### [Records from a collection]
================================

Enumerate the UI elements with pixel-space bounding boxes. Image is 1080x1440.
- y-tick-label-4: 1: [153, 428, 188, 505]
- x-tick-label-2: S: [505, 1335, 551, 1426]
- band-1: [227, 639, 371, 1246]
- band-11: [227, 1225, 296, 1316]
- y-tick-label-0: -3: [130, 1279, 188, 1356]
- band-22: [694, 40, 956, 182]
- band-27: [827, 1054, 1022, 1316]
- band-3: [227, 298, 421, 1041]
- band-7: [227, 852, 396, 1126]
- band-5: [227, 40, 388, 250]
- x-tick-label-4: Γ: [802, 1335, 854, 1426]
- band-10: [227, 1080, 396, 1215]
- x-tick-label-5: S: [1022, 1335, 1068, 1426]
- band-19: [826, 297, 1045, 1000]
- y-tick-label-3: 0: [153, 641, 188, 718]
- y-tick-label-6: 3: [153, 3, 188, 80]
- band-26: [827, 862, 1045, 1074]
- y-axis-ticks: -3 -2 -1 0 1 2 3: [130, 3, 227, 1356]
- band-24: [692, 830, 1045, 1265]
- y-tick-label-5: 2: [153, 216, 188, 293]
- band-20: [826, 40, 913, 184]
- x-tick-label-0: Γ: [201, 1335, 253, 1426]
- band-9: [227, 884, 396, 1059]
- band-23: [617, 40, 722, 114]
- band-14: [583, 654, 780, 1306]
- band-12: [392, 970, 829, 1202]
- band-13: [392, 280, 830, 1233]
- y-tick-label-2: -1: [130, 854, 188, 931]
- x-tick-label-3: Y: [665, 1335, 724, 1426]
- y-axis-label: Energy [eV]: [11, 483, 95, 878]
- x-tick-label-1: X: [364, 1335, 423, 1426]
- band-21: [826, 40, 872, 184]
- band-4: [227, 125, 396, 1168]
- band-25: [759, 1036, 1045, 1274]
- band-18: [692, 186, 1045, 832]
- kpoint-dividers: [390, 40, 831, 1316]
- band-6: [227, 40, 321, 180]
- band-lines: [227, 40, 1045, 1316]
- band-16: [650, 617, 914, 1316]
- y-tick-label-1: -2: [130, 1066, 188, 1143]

================================

### [EXERCISE]
Copy every line of the records above without any changes.

### [FINISHED TASK]
Enumerate the UI elements with pixel-space bounding boxes. Image is 1080x1440.
- y-tick-label-4: 1: [153, 428, 188, 505]
- x-tick-label-2: S: [505, 1335, 551, 1426]
- band-1: [227, 639, 371, 1246]
- band-11: [227, 1225, 296, 1316]
- y-tick-label-0: -3: [130, 1279, 188, 1356]
- band-22: [694, 40, 956, 182]
- band-27: [827, 1054, 1022, 1316]
- band-3: [227, 298, 421, 1041]
- band-7: [227, 852, 396, 1126]
- band-5: [227, 40, 388, 250]
- x-tick-label-4: Γ: [802, 1335, 854, 1426]
- band-10: [227, 1080, 396, 1215]
- x-tick-label-5: S: [1022, 1335, 1068, 1426]
- band-19: [826, 297, 1045, 1000]
- y-tick-label-3: 0: [153, 641, 188, 718]
- y-tick-label-6: 3: [153, 3, 188, 80]
- band-26: [827, 862, 1045, 1074]
- y-axis-ticks: -3 -2 -1 0 1 2 3: [130, 3, 227, 1356]
- band-24: [692, 830, 1045, 1265]
- y-tick-label-5: 2: [153, 216, 188, 293]
- band-20: [826, 40, 913, 184]
- x-tick-label-0: Γ: [201, 1335, 253, 1426]
- band-9: [227, 884, 396, 1059]
- band-23: [617, 40, 722, 114]
- band-14: [583, 654, 780, 1306]
- band-12: [392, 970, 829, 1202]
- band-13: [392, 280, 830, 1233]
- y-tick-label-2: -1: [130, 854, 188, 931]
- x-tick-label-3: Y: [665, 1335, 724, 1426]
- y-axis-label: Energy [eV]: [11, 483, 95, 878]
- x-tick-label-1: X: [364, 1335, 423, 1426]
- band-21: [826, 40, 872, 184]
- band-4: [227, 125, 396, 1168]
- band-25: [759, 1036, 1045, 1274]
- band-18: [692, 186, 1045, 832]
- kpoint-dividers: [390, 40, 831, 1316]
- band-6: [227, 40, 321, 180]
- band-lines: [227, 40, 1045, 1316]
- band-16: [650, 617, 914, 1316]
- y-tick-label-1: -2: [130, 1066, 188, 1143]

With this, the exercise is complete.